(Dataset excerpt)
'''

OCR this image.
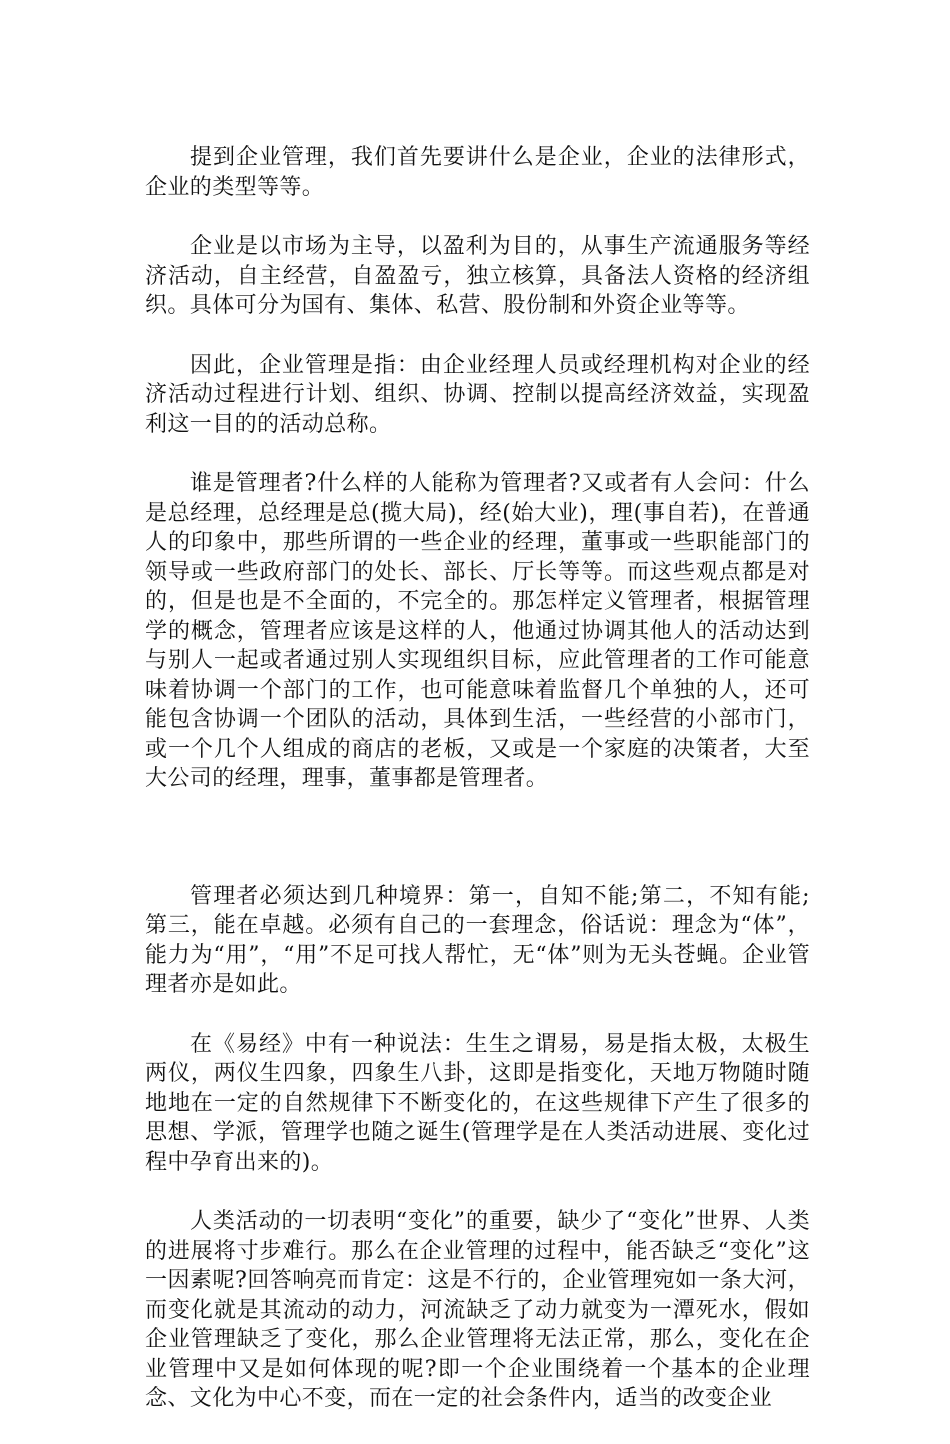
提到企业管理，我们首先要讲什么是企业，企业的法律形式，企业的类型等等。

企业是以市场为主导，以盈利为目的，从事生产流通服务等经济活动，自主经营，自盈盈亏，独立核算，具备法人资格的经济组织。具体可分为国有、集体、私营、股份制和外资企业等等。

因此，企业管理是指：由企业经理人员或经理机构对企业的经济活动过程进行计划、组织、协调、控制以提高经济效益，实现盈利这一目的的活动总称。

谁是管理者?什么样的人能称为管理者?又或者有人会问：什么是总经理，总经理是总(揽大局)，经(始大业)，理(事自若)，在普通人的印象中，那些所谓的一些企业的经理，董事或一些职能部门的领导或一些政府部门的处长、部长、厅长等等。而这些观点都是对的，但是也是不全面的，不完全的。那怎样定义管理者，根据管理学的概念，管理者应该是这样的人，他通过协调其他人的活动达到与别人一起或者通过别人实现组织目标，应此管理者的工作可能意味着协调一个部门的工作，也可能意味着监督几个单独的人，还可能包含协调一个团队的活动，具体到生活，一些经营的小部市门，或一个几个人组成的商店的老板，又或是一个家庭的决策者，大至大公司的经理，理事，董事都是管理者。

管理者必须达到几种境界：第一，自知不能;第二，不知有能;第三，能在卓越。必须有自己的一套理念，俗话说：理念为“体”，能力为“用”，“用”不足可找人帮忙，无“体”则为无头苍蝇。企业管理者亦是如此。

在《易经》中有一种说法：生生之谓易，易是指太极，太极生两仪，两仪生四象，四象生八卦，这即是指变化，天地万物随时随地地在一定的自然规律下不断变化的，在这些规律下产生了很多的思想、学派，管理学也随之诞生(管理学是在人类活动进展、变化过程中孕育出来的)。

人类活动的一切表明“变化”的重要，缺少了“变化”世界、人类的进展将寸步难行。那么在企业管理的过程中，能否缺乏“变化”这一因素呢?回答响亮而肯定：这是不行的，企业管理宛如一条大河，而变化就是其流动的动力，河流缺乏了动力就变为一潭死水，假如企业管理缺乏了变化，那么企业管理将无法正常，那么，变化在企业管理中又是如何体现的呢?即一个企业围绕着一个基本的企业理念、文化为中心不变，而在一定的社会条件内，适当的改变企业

'''
'''

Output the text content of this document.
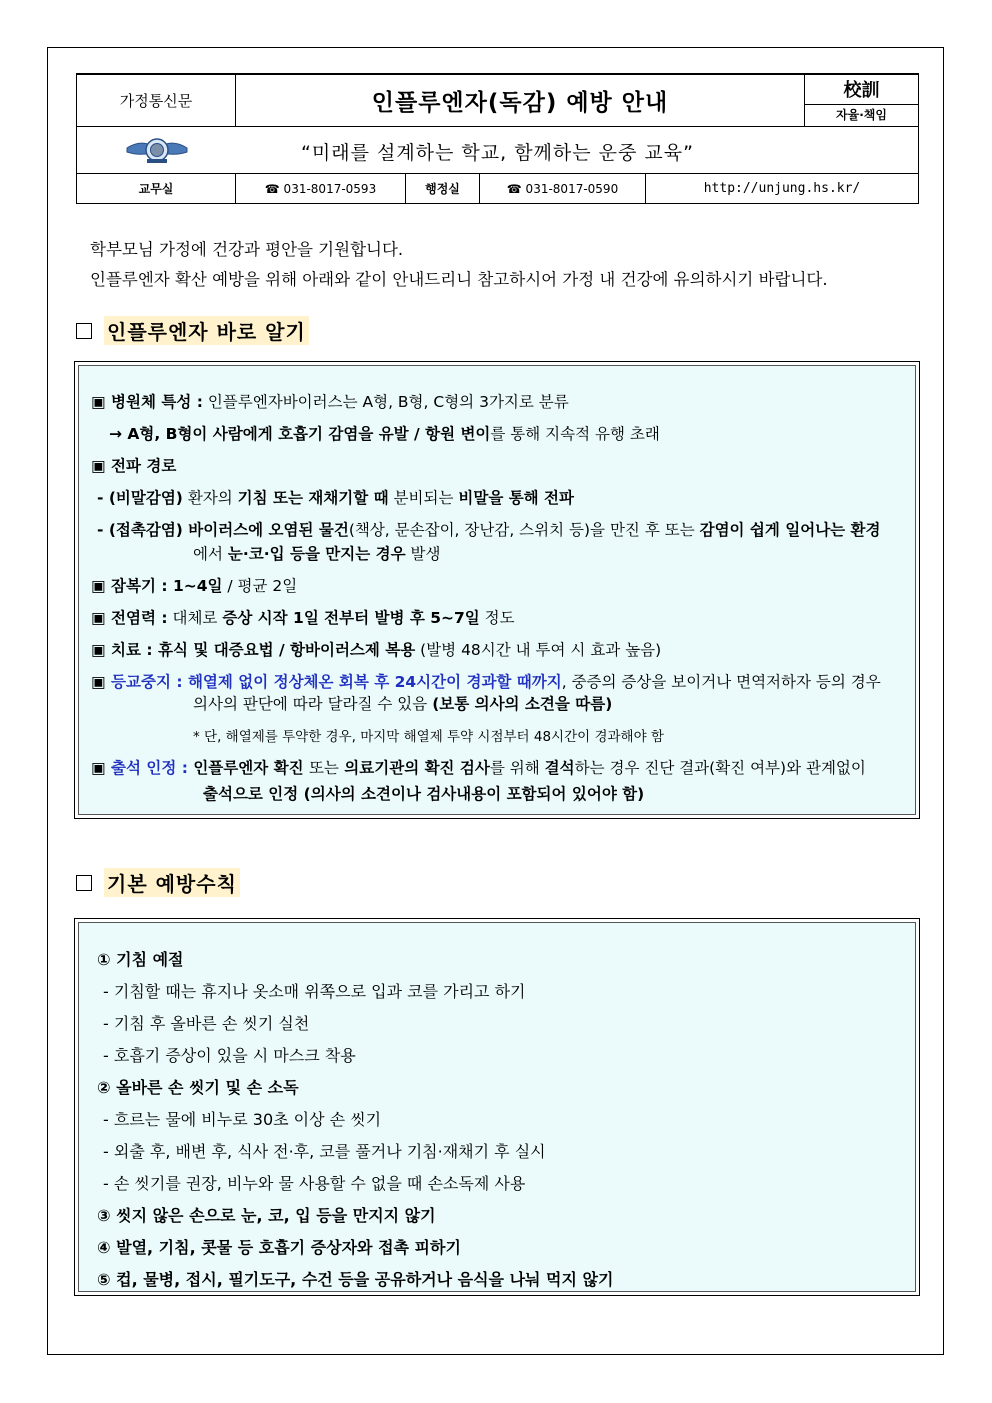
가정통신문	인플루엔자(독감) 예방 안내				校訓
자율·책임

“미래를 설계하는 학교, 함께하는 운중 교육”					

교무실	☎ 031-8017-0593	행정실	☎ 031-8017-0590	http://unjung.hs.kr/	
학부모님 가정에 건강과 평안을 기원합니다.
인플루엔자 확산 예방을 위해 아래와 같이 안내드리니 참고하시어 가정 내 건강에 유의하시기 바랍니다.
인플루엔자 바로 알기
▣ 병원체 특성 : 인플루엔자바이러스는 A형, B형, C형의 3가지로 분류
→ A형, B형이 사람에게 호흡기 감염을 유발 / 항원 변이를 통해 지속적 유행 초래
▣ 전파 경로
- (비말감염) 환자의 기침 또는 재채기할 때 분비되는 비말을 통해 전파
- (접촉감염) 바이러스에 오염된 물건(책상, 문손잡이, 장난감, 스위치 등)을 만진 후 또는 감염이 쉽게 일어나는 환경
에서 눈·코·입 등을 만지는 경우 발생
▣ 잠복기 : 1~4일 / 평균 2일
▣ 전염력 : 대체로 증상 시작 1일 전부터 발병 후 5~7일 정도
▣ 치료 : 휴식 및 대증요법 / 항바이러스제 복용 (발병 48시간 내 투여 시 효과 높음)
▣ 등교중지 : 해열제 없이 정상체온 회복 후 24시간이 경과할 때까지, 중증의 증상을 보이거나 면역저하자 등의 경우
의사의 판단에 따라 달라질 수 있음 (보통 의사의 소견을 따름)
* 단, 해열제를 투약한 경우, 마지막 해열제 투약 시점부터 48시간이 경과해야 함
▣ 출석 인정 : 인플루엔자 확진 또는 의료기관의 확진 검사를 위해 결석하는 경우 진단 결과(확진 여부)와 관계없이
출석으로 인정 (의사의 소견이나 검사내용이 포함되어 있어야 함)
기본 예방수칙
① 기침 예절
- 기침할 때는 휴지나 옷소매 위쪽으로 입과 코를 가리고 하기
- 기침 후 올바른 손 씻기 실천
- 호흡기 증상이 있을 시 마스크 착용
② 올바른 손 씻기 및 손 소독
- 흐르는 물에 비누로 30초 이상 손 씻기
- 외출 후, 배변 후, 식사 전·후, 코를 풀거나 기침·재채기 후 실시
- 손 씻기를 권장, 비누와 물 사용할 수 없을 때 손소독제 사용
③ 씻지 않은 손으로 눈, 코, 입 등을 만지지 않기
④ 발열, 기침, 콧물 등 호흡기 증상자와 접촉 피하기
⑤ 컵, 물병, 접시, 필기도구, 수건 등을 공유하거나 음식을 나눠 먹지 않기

'''

● Exercise aim
From the listing above, copy every line that includes the word "this".

● Written solution
OCR this image.
Output the text content of this document.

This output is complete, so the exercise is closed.